= Assignment =
Would you filter the listing below so that only lines with the word "Totalt" remain?

++++++++

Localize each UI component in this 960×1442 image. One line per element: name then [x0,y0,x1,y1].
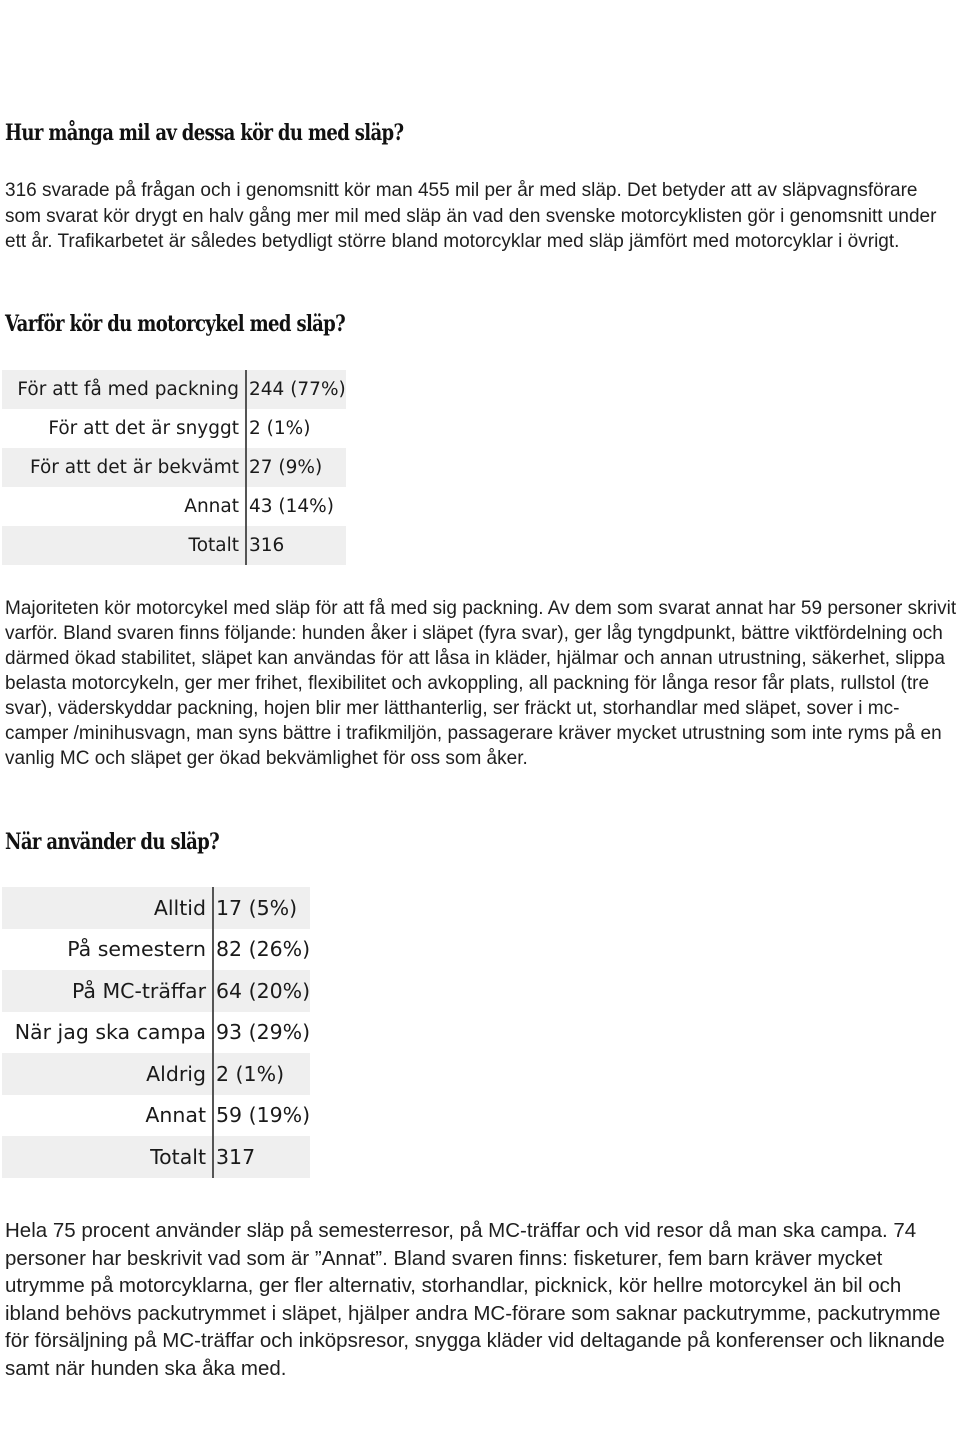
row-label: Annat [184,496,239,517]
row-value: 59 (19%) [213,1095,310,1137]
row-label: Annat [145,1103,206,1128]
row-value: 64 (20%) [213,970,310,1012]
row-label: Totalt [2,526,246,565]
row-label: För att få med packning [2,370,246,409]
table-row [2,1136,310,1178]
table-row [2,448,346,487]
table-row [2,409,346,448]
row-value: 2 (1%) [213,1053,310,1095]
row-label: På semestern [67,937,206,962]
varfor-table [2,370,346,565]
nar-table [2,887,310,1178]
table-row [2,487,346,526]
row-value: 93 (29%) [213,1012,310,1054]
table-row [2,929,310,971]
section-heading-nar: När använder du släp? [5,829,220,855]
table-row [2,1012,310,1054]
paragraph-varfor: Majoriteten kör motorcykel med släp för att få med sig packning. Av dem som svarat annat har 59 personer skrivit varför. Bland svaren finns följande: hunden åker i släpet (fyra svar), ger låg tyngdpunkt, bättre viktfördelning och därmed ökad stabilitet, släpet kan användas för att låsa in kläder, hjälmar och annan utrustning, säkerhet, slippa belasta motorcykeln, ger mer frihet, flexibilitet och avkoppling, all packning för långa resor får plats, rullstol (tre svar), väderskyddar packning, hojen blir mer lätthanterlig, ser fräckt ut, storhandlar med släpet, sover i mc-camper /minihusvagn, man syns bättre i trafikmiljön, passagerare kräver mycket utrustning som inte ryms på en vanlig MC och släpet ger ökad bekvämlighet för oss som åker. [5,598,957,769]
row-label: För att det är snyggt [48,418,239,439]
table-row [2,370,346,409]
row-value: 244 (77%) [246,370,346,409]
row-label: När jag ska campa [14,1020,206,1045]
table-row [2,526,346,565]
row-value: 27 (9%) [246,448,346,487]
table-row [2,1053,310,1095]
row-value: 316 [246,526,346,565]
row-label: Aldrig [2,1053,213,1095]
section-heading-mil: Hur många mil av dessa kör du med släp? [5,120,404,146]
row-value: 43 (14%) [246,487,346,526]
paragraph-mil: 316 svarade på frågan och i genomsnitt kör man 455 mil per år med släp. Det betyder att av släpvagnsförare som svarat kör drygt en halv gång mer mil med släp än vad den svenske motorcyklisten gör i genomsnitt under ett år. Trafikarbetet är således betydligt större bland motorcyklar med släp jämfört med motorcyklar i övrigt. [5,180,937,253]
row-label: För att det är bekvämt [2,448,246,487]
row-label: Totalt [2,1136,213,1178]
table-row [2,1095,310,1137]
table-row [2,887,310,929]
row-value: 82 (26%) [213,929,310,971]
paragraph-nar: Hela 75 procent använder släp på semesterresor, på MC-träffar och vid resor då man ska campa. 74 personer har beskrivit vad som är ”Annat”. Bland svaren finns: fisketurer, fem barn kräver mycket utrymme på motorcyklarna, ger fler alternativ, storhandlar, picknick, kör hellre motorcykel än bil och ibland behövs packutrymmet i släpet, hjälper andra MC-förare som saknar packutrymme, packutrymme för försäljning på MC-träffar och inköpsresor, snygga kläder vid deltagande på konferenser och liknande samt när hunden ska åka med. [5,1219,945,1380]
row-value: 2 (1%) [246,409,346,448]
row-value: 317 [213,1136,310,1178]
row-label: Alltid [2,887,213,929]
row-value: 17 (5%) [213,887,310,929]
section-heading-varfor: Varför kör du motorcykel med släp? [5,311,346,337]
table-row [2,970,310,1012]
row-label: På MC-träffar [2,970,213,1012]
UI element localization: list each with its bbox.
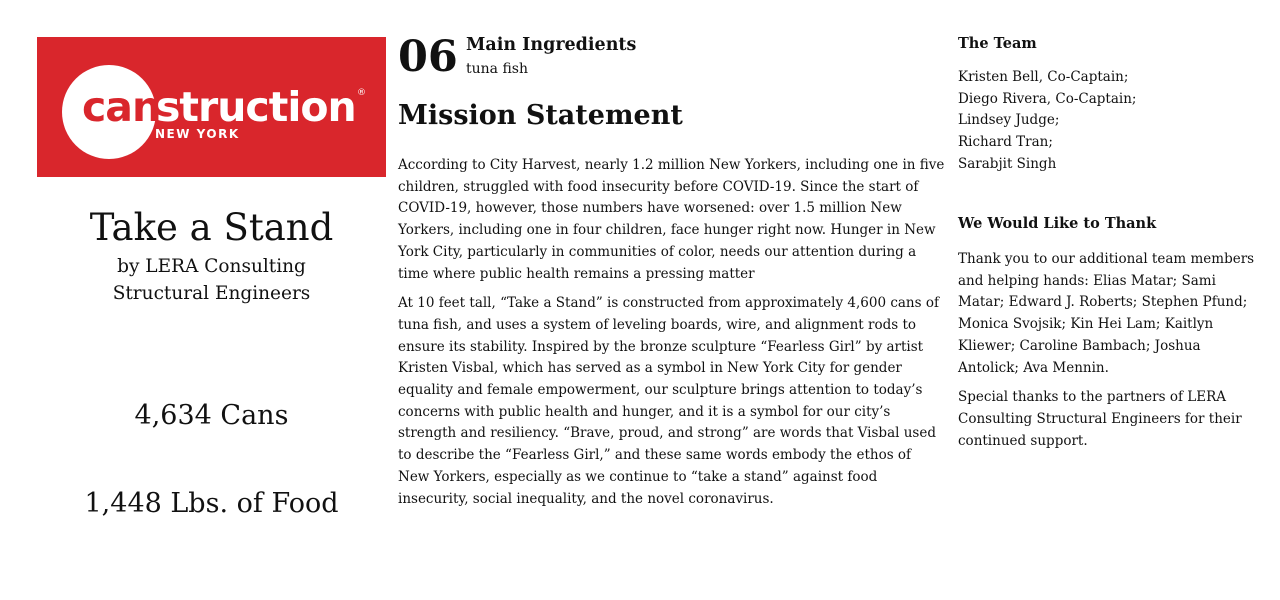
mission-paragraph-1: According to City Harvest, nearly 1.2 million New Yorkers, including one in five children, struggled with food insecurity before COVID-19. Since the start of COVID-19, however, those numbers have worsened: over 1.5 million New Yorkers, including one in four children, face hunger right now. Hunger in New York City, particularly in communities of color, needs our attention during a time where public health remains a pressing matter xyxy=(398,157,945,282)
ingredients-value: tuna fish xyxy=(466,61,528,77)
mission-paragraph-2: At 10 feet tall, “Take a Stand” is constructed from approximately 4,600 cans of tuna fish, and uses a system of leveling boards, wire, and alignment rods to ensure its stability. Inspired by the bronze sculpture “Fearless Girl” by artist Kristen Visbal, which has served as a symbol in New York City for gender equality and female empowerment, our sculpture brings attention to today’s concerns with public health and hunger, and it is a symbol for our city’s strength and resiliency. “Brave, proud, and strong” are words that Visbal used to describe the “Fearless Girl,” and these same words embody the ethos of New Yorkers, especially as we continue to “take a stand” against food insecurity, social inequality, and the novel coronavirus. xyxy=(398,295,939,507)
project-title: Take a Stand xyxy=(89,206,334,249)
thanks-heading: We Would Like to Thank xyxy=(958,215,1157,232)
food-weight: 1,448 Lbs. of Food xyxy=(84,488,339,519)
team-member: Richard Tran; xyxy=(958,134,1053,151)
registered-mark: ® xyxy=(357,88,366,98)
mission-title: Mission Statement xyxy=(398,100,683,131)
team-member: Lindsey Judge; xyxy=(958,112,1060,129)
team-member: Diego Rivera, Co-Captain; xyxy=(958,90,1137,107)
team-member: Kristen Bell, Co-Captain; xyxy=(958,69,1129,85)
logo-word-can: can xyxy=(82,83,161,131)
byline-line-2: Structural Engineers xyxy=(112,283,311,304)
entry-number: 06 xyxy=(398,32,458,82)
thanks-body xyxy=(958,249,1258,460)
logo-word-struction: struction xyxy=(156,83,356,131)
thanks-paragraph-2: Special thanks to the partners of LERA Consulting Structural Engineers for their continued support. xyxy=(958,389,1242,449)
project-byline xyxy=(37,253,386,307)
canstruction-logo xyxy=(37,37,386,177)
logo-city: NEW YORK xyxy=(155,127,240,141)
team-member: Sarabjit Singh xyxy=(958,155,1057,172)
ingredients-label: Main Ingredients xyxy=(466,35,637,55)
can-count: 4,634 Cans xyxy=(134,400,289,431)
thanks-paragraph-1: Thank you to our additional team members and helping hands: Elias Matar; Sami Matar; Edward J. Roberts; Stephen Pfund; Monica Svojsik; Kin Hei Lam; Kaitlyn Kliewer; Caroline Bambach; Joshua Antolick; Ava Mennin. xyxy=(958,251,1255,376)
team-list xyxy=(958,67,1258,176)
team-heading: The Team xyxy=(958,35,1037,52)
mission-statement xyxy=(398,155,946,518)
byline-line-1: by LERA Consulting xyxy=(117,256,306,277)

++++++++

= Problem solution =
row-label: Totalt [2,526,246,565]
row-label: Totalt [2,1136,213,1178]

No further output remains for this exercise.